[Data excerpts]
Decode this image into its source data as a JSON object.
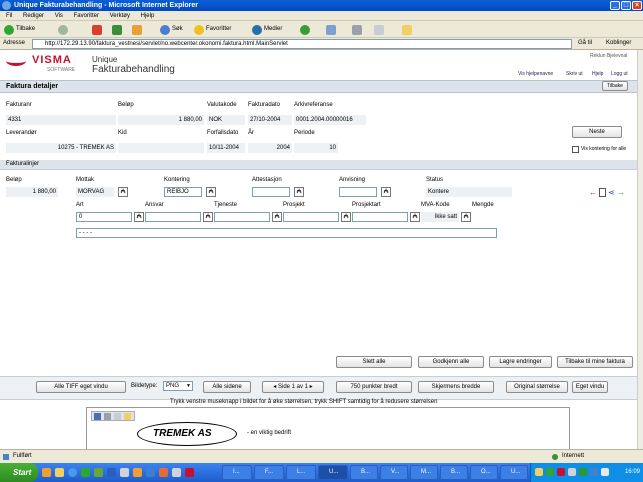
{
  "window": {
    "title": "Unique Fakturabehandling - Microsoft Internet Explorer"
  },
  "menu": [
    "Fil",
    "Rediger",
    "Vis",
    "Favoritter",
    "Verktøy",
    "Hjelp"
  ],
  "toolbar": {
    "back": "Tilbake",
    "search": "Søk",
    "favorites": "Favoritter",
    "media": "Medier"
  },
  "address": {
    "label": "Adresse",
    "url": "http://172.29.13.90/faktura_vestnesi/servlet/no.webcenter.okonomi.faktura.html.MainServlet",
    "go": "Gå til",
    "links": "Koblinger"
  },
  "brand": {
    "logo": "VISMA",
    "logo_sub": "SOFTWARE",
    "app_line1": "Unique",
    "app_line2": "Fakturabehandling",
    "user": "Reklun Bjelevnal",
    "links": [
      "Vis hjelpenavne",
      "Skriv ut",
      "Hjelp",
      "Logg ut"
    ]
  },
  "section": {
    "title": "Faktura detaljer",
    "back_button": "Tilbake",
    "lines_title": "Fakturalinjer"
  },
  "invoice": {
    "labels": {
      "fakturanr": "Fakturanr",
      "belop": "Beløp",
      "valutakode": "Valutakode",
      "fakturadato": "Fakturadato",
      "arkivreferanse": "Arkivreferanse",
      "leverandor": "Leverandør",
      "kid": "Kid",
      "forfallsdato": "Forfallsdato",
      "ar": "År",
      "periode": "Periode"
    },
    "fakturanr": "4331",
    "belop": "1 880,00",
    "valutakode": "NOK",
    "fakturadato": "27/10-2004",
    "arkivreferanse": "0001.2004.00000016",
    "leverandor": "10275 - TREMEK AS",
    "kid": "",
    "forfallsdato": "10/11-2004",
    "ar": "2004",
    "periode": "10",
    "next_button": "Neste",
    "show_kontering": "Vis kontering for alle"
  },
  "line": {
    "labels": {
      "belop": "Beløp",
      "mottak": "Mottak",
      "kontering": "Kontering",
      "attestasjon": "Attestasjon",
      "anvisning": "Anvisning",
      "status": "Status",
      "art": "Art",
      "ansvar": "Ansvar",
      "tjeneste": "Tjeneste",
      "prosjekt": "Prosjekt",
      "prosjektart": "Prosjektart",
      "mva_kode": "MVA-Kode",
      "mengde": "Mengde"
    },
    "belop": "1 880,00",
    "mottak": "MORVAG",
    "kontering": "REIBJO",
    "attestasjon": "",
    "anvisning": "",
    "status": "Kontere",
    "art": "0",
    "ansvar": "",
    "tjeneste": "",
    "prosjekt": "",
    "prosjektart": "",
    "mva_kode": "Ikke satt",
    "mengde": "",
    "comment": "- - - -"
  },
  "actions": [
    "Slett alle",
    "Godkjenn alle",
    "Lagre endringer",
    "Tilbake til mine faktura"
  ],
  "viewer": {
    "all_tiff": "Alle TIFF eget vindu",
    "image_type_label": "Bildetype:",
    "image_type": "PNG",
    "all_pages": "Alle sidene",
    "page": "Side 1 av 1",
    "width_750": "750 punkter bredt",
    "screen_width": "Skjermens bredde",
    "original": "Original størrelse",
    "own_window": "Eget vindu",
    "hint": "Trykk venstre museknapp i bildet for å øke størrelsen, trykk SHIFT samtidig for å redusere størrelsen",
    "doc_title": "TREMEK AS",
    "doc_tagline": "- en viktig bedrift"
  },
  "status": {
    "left": "Fullført",
    "zone": "Internett"
  },
  "taskbar": {
    "start": "Start",
    "tasks": [
      "I...",
      "F...",
      "L...",
      "U...",
      "B...",
      "V...",
      "M...",
      "B...",
      "O...",
      "U..."
    ],
    "clock": "16:09"
  }
}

**Objective:**
Exclude the images and reproduce the remaining data exactly.

**Completed task:**
Decode this image into its source data as a JSON object.
{
  "window": {
    "title": "Unique Fakturabehandling - Microsoft Internet Explorer"
  },
  "menu": [
    "Fil",
    "Rediger",
    "Vis",
    "Favoritter",
    "Verktøy",
    "Hjelp"
  ],
  "toolbar": {
    "back": "Tilbake",
    "search": "Søk",
    "favorites": "Favoritter",
    "media": "Medier"
  },
  "address": {
    "label": "Adresse",
    "url": "http://172.29.13.90/faktura_vestnesi/servlet/no.webcenter.okonomi.faktura.html.MainServlet",
    "go": "Gå til",
    "links": "Koblinger"
  },
  "brand": {
    "logo": "VISMA",
    "logo_sub": "SOFTWARE",
    "app_line1": "Unique",
    "app_line2": "Fakturabehandling",
    "user": "Reklun Bjelevnal",
    "links": [
      "Vis hjelpenavne",
      "Skriv ut",
      "Hjelp",
      "Logg ut"
    ]
  },
  "section": {
    "title": "Faktura detaljer",
    "back_button": "Tilbake",
    "lines_title": "Fakturalinjer"
  },
  "invoice": {
    "labels": {
      "fakturanr": "Fakturanr",
      "belop": "Beløp",
      "valutakode": "Valutakode",
      "fakturadato": "Fakturadato",
      "arkivreferanse": "Arkivreferanse",
      "leverandor": "Leverandør",
      "kid": "Kid",
      "forfallsdato": "Forfallsdato",
      "ar": "År",
      "periode": "Periode"
    },
    "fakturanr": "4331",
    "belop": "1 880,00",
    "valutakode": "NOK",
    "fakturadato": "27/10-2004",
    "arkivreferanse": "0001.2004.00000016",
    "leverandor": "10275 - TREMEK AS",
    "kid": "",
    "forfallsdato": "10/11-2004",
    "ar": "2004",
    "periode": "10",
    "next_button": "Neste",
    "show_kontering": "Vis kontering for alle"
  },
  "line": {
    "labels": {
      "belop": "Beløp",
      "mottak": "Mottak",
      "kontering": "Kontering",
      "attestasjon": "Attestasjon",
      "anvisning": "Anvisning",
      "status": "Status",
      "art": "Art",
      "ansvar": "Ansvar",
      "tjeneste": "Tjeneste",
      "prosjekt": "Prosjekt",
      "prosjektart": "Prosjektart",
      "mva_kode": "MVA-Kode",
      "mengde": "Mengde"
    },
    "belop": "1 880,00",
    "mottak": "MORVAG",
    "kontering": "REIBJO",
    "attestasjon": "",
    "anvisning": "",
    "status": "Kontere",
    "art": "0",
    "ansvar": "",
    "tjeneste": "",
    "prosjekt": "",
    "prosjektart": "",
    "mva_kode": "Ikke satt",
    "mengde": "",
    "comment": "- - - -"
  },
  "actions": [
    "Slett alle",
    "Godkjenn alle",
    "Lagre endringer",
    "Tilbake til mine faktura"
  ],
  "viewer": {
    "all_tiff": "Alle TIFF eget vindu",
    "image_type_label": "Bildetype:",
    "image_type": "PNG",
    "all_pages": "Alle sidene",
    "page": "Side 1 av 1",
    "width_750": "750 punkter bredt",
    "screen_width": "Skjermens bredde",
    "original": "Original størrelse",
    "own_window": "Eget vindu",
    "hint": "Trykk venstre museknapp i bildet for å øke størrelsen, trykk SHIFT samtidig for å redusere størrelsen",
    "doc_title": "TREMEK AS",
    "doc_tagline": "- en viktig bedrift"
  },
  "status": {
    "left": "Fullført",
    "zone": "Internett"
  },
  "taskbar": {
    "start": "Start",
    "tasks": [
      "I...",
      "F...",
      "L...",
      "U...",
      "B...",
      "V...",
      "M...",
      "B...",
      "O...",
      "U..."
    ],
    "clock": "16:09"
  }
}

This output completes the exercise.